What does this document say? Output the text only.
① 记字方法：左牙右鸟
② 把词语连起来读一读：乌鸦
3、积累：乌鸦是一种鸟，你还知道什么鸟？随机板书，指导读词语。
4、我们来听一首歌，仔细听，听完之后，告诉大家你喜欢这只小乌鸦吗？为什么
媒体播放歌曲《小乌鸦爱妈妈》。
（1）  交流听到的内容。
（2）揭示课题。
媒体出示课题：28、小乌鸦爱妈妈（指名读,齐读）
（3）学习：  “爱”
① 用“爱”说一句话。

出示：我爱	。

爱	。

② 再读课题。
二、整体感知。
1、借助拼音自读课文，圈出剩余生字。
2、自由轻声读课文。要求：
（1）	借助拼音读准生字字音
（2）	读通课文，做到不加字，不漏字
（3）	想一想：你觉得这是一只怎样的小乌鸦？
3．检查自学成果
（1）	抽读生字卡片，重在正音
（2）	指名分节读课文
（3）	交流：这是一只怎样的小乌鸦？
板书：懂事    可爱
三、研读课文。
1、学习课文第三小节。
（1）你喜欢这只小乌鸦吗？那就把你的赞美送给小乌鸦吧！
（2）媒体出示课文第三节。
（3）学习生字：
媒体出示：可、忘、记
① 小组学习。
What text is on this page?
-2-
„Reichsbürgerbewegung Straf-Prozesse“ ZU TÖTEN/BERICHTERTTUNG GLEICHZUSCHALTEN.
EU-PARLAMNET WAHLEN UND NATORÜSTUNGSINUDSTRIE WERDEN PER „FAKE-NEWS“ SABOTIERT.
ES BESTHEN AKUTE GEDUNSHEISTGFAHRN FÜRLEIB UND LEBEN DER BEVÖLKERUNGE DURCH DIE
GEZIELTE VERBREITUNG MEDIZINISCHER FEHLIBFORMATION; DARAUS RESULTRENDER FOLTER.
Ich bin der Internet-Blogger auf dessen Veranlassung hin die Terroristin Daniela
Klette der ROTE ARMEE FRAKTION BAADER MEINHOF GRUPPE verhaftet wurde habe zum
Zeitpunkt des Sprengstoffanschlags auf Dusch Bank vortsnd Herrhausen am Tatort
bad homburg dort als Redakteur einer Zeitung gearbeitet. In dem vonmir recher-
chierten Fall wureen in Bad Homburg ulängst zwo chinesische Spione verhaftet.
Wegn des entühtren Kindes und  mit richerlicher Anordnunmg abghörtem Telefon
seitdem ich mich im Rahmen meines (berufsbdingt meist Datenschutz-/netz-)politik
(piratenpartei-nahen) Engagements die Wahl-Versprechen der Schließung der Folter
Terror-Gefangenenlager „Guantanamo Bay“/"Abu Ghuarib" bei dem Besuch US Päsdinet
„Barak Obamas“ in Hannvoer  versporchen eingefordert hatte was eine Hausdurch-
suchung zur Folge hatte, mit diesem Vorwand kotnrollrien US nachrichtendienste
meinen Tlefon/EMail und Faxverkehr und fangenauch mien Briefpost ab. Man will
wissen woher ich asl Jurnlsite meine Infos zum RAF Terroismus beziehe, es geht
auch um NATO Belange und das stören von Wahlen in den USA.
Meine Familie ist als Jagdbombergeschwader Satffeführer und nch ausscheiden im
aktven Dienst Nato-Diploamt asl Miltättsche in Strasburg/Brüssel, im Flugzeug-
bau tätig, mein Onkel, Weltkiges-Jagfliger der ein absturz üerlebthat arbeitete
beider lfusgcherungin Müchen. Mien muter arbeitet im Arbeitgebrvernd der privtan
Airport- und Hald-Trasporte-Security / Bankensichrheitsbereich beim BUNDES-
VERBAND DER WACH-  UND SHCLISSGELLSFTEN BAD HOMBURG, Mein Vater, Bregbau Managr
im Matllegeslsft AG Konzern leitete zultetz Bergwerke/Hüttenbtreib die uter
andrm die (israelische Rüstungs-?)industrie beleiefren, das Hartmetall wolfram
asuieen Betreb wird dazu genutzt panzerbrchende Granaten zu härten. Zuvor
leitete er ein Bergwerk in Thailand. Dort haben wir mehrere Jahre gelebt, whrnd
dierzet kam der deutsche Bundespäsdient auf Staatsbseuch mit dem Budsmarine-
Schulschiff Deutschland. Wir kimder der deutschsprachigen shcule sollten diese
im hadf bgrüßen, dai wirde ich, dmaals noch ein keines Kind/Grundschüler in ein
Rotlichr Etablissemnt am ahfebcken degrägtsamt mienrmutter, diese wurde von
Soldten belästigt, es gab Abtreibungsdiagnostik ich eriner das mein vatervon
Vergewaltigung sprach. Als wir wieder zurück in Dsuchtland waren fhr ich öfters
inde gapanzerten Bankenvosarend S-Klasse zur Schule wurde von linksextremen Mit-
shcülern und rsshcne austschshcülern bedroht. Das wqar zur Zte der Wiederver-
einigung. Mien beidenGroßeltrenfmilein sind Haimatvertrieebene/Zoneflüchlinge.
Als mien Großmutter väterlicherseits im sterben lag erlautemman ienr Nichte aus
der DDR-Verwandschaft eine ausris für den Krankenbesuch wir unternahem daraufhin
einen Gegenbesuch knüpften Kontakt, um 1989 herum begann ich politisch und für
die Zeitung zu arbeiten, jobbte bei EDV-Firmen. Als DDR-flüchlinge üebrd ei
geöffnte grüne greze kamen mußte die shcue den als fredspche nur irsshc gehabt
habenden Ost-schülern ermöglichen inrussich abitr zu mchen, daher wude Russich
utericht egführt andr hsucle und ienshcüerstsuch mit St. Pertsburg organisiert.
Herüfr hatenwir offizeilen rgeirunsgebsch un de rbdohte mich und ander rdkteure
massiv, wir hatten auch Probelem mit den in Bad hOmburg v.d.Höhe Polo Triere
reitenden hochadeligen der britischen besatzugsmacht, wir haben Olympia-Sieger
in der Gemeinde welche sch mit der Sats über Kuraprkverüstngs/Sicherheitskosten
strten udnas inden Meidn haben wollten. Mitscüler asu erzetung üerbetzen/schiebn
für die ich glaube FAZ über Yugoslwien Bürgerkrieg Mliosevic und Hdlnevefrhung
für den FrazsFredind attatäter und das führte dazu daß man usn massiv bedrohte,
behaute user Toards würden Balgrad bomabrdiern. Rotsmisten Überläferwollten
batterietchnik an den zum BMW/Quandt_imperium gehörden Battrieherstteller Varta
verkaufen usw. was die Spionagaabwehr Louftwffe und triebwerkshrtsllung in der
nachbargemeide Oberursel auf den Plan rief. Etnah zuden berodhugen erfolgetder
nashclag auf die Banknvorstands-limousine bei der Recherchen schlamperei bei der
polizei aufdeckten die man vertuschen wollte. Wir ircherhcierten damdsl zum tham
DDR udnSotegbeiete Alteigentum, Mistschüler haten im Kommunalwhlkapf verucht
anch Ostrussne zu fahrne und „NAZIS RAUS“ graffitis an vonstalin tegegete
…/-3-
= = =
__Exercise description__
Wherever a line in the data above holds "dazu", copy that line.

__Task result__
asuieen Betreb wird dazu genutzt panzerbrchende Granaten zu härten. Zuvor
für den FrazsFredind attatäter und das führte dazu daß man usn massiv bedrohte,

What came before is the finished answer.